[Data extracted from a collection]
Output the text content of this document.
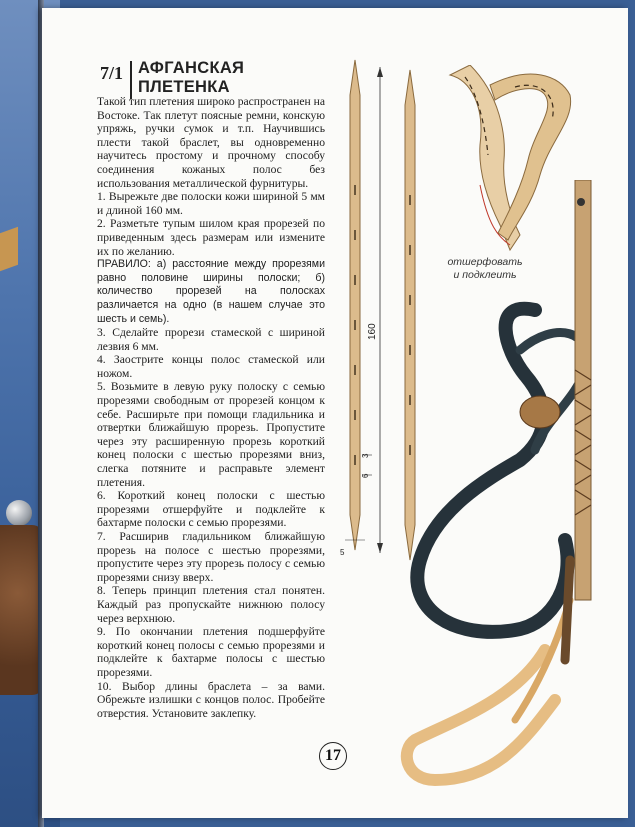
7/1 АФГАНСКАЯ
ПЛЕТЕНКА

Такой тип плетения широко распространен на Востоке. Так плетут поясные ремни, конскую упряжь, ручки сумок и т.п. Научившись плести такой браслет, вы одновременно научитесь простому и прочному способу соединения кожаных полос без использования металлической фурнитуры.

1. Вырежьте две полоски кожи шириной 5 мм и длиной 160 мм.

2. Разметьте тупым шилом края прорезей по приведенным здесь размерам или измените их по желанию.

ПРАВИЛО: а) расстояние между прорезями равно половине ширины полоски; б) количество прорезей на полосках различается на одно (в нашем случае это шесть и семь).

3. Сделайте прорези стамеской с шириной лезвия 6 мм.

4. Заострите концы полос стамеской или ножом.

5. Возьмите в левую руку полоску с семью прорезями свободным от прорезей концом к себе. Расширьте при помощи гладильника и отвертки ближайшую прорезь. Пропустите через эту расширенную прорезь короткий конец полоски с шестью прорезями вниз, слегка потяните и расправьте элемент плетения.

6. Короткий конец полоски с шестью прорезями отшерфуйте и подклейте к бахтарме полоски с семью прорезями.

7. Расширив гладильником ближайшую прорезь на полосе с шестью прорезями, пропустите через эту прорезь полосу с семью прорезями снизу вверх.

8. Теперь принцип плетения стал понятен. Каждый раз пропускайте нижнюю полосу через верхнюю.

9. По окончании плетения подшерфуйте короткий конец полосы с семью прорезями и подклейте к бахтарме полосы с шестью прорезями.

10. Выбор длины браслета – за вами. Обрежьте излишки с концов полос. Пробейте отверстия. Установите заклепку.

160
3
6
5
отшерфовать
и подклеить
17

EXERCISE TASK: Restate the records word for word, omitting images.

FULL OUTPUT:
Output the text content of this document.
7/1 АФГАНСКАЯ
ПЛЕТЕНКА

Такой тип плетения широко распространен на Востоке. Так плетут поясные ремни, конскую упряжь, ручки сумок и т.п. Научившись плести такой браслет, вы одновременно научитесь простому и прочному способу соединения кожаных полос без использования металлической фурнитуры.

1. Вырежьте две полоски кожи шириной 5 мм и длиной 160 мм.

2. Разметьте тупым шилом края прорезей по приведенным здесь размерам или измените их по желанию.

ПРАВИЛО: а) расстояние между прорезями равно половине ширины полоски; б) количество прорезей на полосках различается на одно (в нашем случае это шесть и семь).

3. Сделайте прорези стамеской с шириной лезвия 6 мм.

4. Заострите концы полос стамеской или ножом.

5. Возьмите в левую руку полоску с семью прорезями свободным от прорезей концом к себе. Расширьте при помощи гладильника и отвертки ближайшую прорезь. Пропустите через эту расширенную прорезь короткий конец полоски с шестью прорезями вниз, слегка потяните и расправьте элемент плетения.

6. Короткий конец полоски с шестью прорезями отшерфуйте и подклейте к бахтарме полоски с семью прорезями.

7. Расширив гладильником ближайшую прорезь на полосе с шестью прорезями, пропустите через эту прорезь полосу с семью прорезями снизу вверх.

8. Теперь принцип плетения стал понятен. Каждый раз пропускайте нижнюю полосу через верхнюю.

9. По окончании плетения подшерфуйте короткий конец полосы с семью прорезями и подклейте к бахтарме полосы с шестью прорезями.

10. Выбор длины браслета – за вами. Обрежьте излишки с концов полос. Пробейте отверстия. Установите заклепку.

160
3
6
5
отшерфовать
и подклеить
17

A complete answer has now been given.